* **Goal**
Reproduce the lines of the records verbatim, beginning with the line that contains "chart-panel-2: 84797805118 840786560116" and ending after the line that contains "bar-841211914190 <box>232 695 783 777</box>".

[Page element annotations]
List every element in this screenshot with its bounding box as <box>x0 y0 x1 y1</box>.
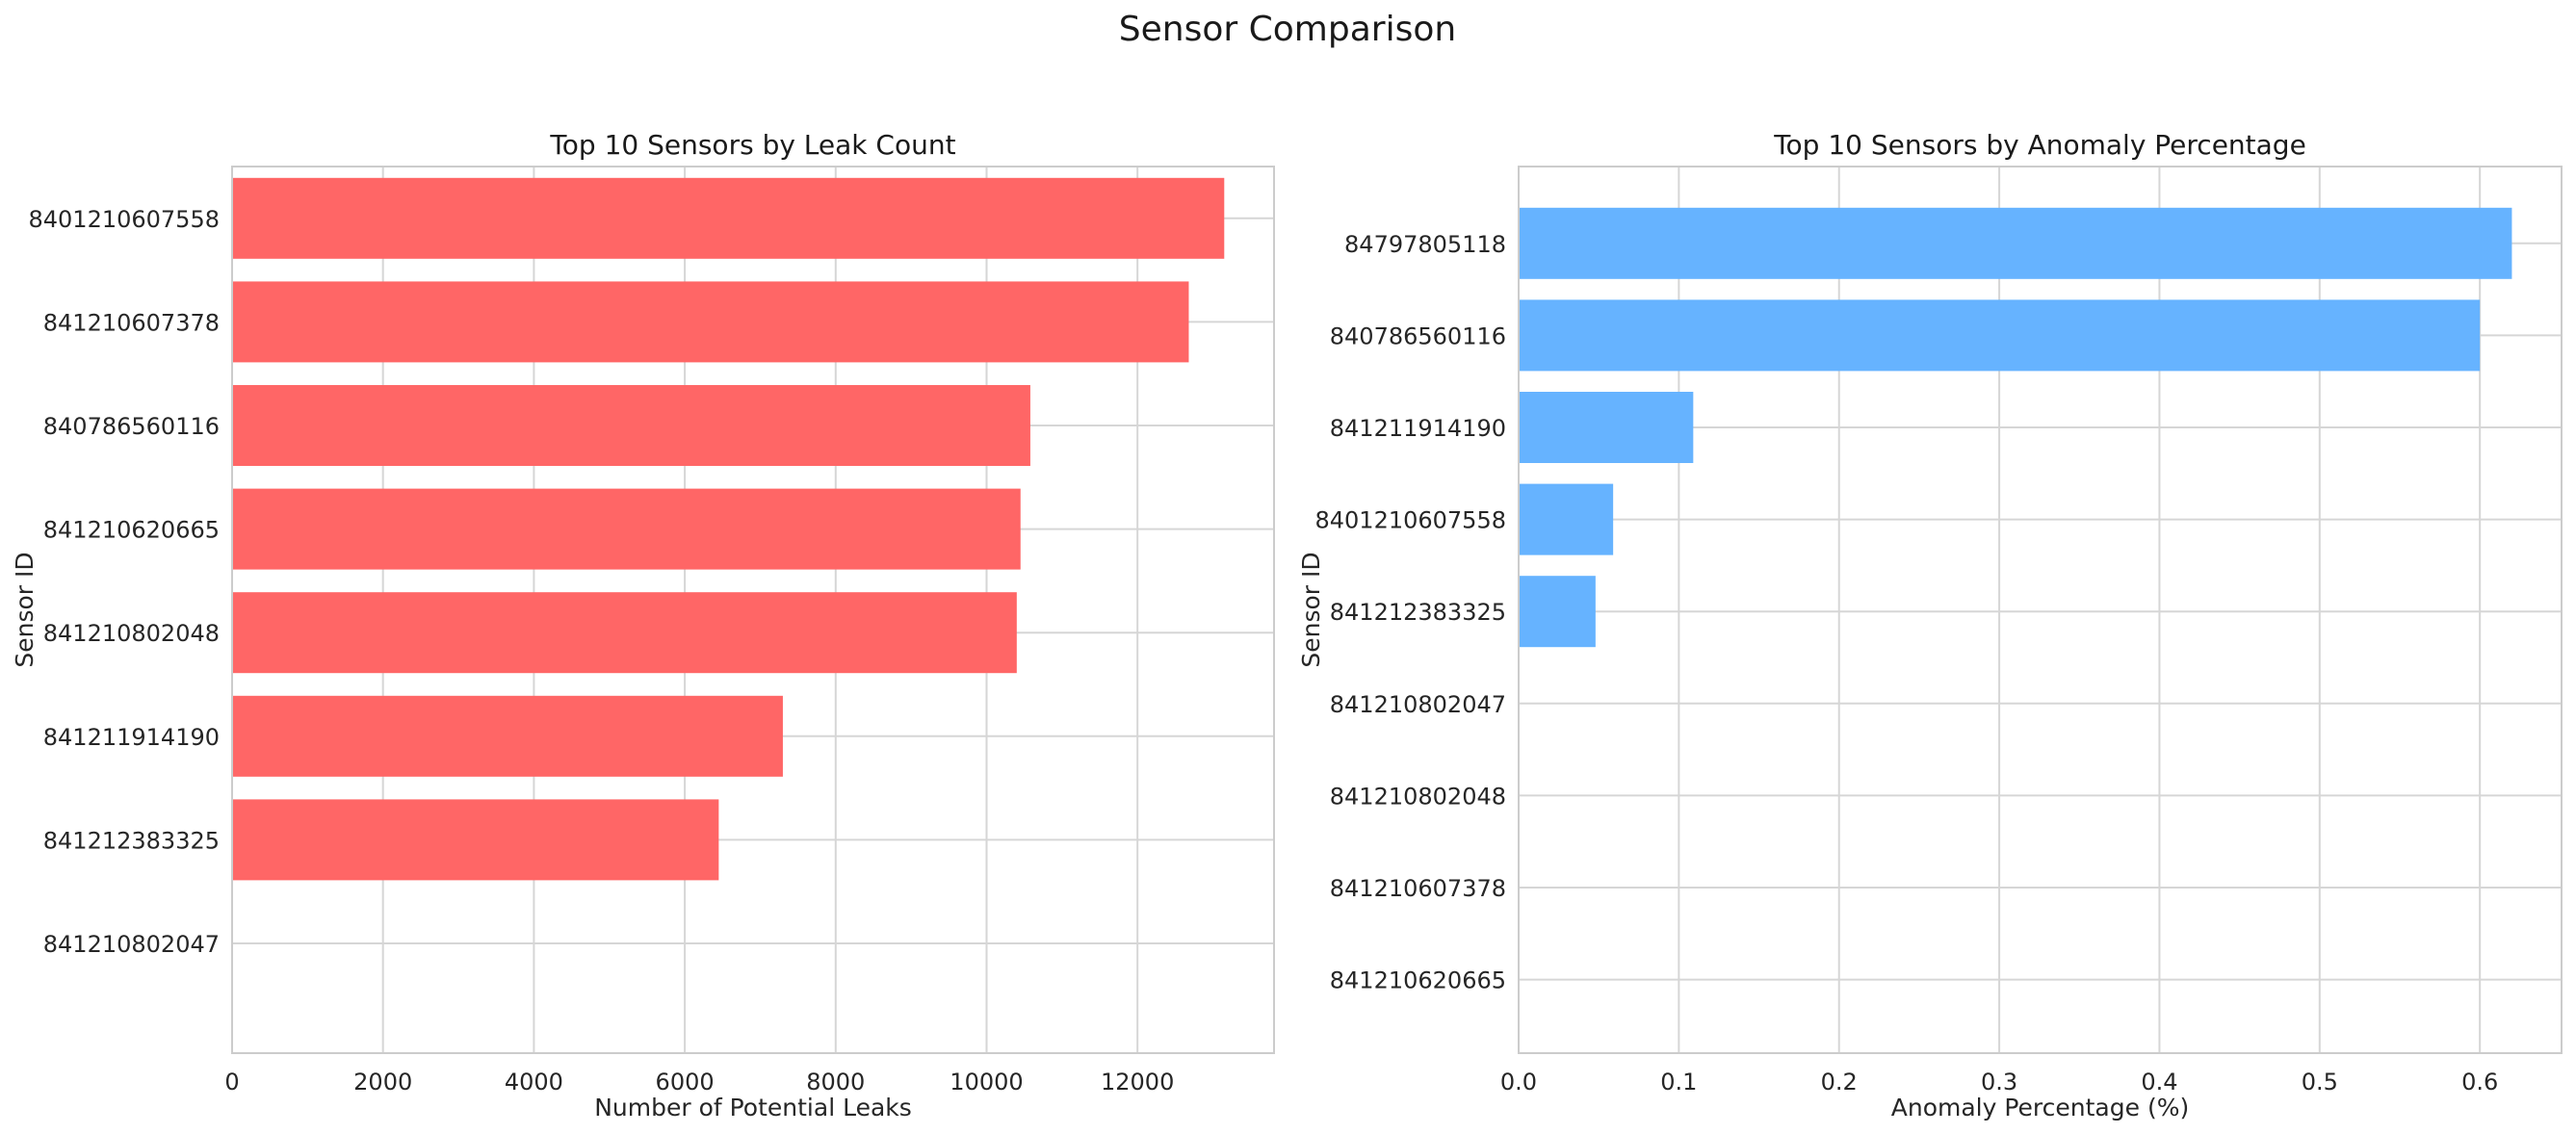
chart-panel-2: 84797805118 840786560116 841211914190 84012… <box>1297 129 2563 1121</box>
y-tick-label: 841212383325 <box>1330 599 1506 626</box>
y-tick-label: 8401210607558 <box>28 206 220 233</box>
x-tick-label: 2000 <box>353 1069 412 1095</box>
x-tick-label: 0.1 <box>1660 1069 1697 1095</box>
x-tick-label: 12000 <box>1101 1069 1174 1095</box>
y-axis-label: Sensor ID <box>11 552 39 667</box>
x-axis-label: Number of Potential Leaks <box>594 1094 912 1121</box>
plot-frame <box>1518 166 2563 1054</box>
bar-841211914190 <box>1519 392 1694 463</box>
plot-frame <box>231 166 1275 1054</box>
figure-title: Sensor Comparison <box>1119 10 1456 49</box>
x-tick-label: 0 <box>224 1069 239 1095</box>
y-tick-label: 840786560116 <box>43 413 220 440</box>
y-tick-label: 841210620665 <box>1330 967 1506 994</box>
y-tick-label: 841211914190 <box>43 724 220 751</box>
y-axis-label: Sensor ID <box>1297 552 1325 667</box>
panel-title: Top 10 Sensors by Leak Count <box>549 129 955 161</box>
x-tick-label: 6000 <box>656 1069 715 1095</box>
y-tick-label: 8401210607558 <box>1314 507 1506 534</box>
y-tick-label: 841210620665 <box>43 517 220 544</box>
bar-84797805118 <box>1519 207 2512 279</box>
bar-841212383325 <box>1519 576 1596 648</box>
y-tick-label: 840786560116 <box>1330 322 1506 349</box>
bar-841211914190 <box>232 695 783 777</box>
x-tick-label: 0.5 <box>2302 1069 2338 1095</box>
panel-title: Top 10 Sensors by Anomaly Percentage <box>1773 129 2306 161</box>
bar-841212383325 <box>232 799 719 881</box>
bar-841210607378 <box>232 281 1189 363</box>
bar-841210620665 <box>232 488 1021 570</box>
y-tick-label: 841210802047 <box>1330 691 1506 718</box>
x-tick-label: 0.4 <box>2141 1069 2177 1095</box>
y-tick-label: 841210802047 <box>43 931 220 958</box>
x-tick-label: 0.2 <box>1821 1069 1858 1095</box>
y-tick-label: 84797805118 <box>1344 231 1506 258</box>
y-tick-label: 841210607378 <box>43 309 220 336</box>
y-tick-label: 841212383325 <box>43 827 220 854</box>
y-tick-label: 841210607378 <box>1330 875 1506 902</box>
x-axis-label: Anomaly Percentage (%) <box>1891 1094 2189 1121</box>
bar-8401210607558 <box>232 177 1225 259</box>
y-tick-label: 841211914190 <box>1330 415 1506 442</box>
bar-8401210607558 <box>1519 483 1614 555</box>
x-tick-label: 0.3 <box>1981 1069 2017 1095</box>
bar-840786560116 <box>1519 299 2481 372</box>
x-tick-label: 0.6 <box>2461 1069 2498 1095</box>
bar-841210802048 <box>232 592 1017 674</box>
chart-panel-1: 8401210607558 841210607378 840786560116 841… <box>11 129 1275 1121</box>
x-tick-label: 10000 <box>950 1069 1023 1095</box>
y-tick-label: 841210802048 <box>1330 783 1506 810</box>
y-tick-label: 841210802048 <box>43 620 220 647</box>
x-tick-label: 4000 <box>505 1069 563 1095</box>
x-tick-label: 0.0 <box>1500 1069 1537 1095</box>
bar-840786560116 <box>232 385 1030 466</box>
x-tick-label: 8000 <box>806 1069 865 1095</box>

* **Solution to this task**
chart-panel-2: 84797805118 840786560116 841211914190 84012… <box>1297 129 2563 1121</box>
y-tick-label: 841212383325 <box>1330 599 1506 626</box>
y-tick-label: 8401210607558 <box>28 206 220 233</box>
x-tick-label: 2000 <box>353 1069 412 1095</box>
x-tick-label: 0.1 <box>1660 1069 1697 1095</box>
x-tick-label: 12000 <box>1101 1069 1174 1095</box>
y-axis-label: Sensor ID <box>11 552 39 667</box>
x-axis-label: Number of Potential Leaks <box>594 1094 912 1121</box>
plot-frame <box>1518 166 2563 1054</box>
bar-841211914190 <box>1519 392 1694 463</box>
plot-frame <box>231 166 1275 1054</box>
figure-title: Sensor Comparison <box>1119 10 1456 49</box>
x-tick-label: 0 <box>224 1069 239 1095</box>
y-tick-label: 840786560116 <box>43 413 220 440</box>
y-tick-label: 841210620665 <box>1330 967 1506 994</box>
y-tick-label: 841211914190 <box>43 724 220 751</box>
y-axis-label: Sensor ID <box>1297 552 1325 667</box>
panel-title: Top 10 Sensors by Leak Count <box>549 129 955 161</box>
x-tick-label: 6000 <box>656 1069 715 1095</box>
y-tick-label: 8401210607558 <box>1314 507 1506 534</box>
y-tick-label: 841210620665 <box>43 517 220 544</box>
bar-84797805118 <box>1519 207 2512 279</box>
bar-841212383325 <box>1519 576 1596 648</box>
y-tick-label: 840786560116 <box>1330 322 1506 349</box>
bar-841211914190 <box>232 695 783 777</box>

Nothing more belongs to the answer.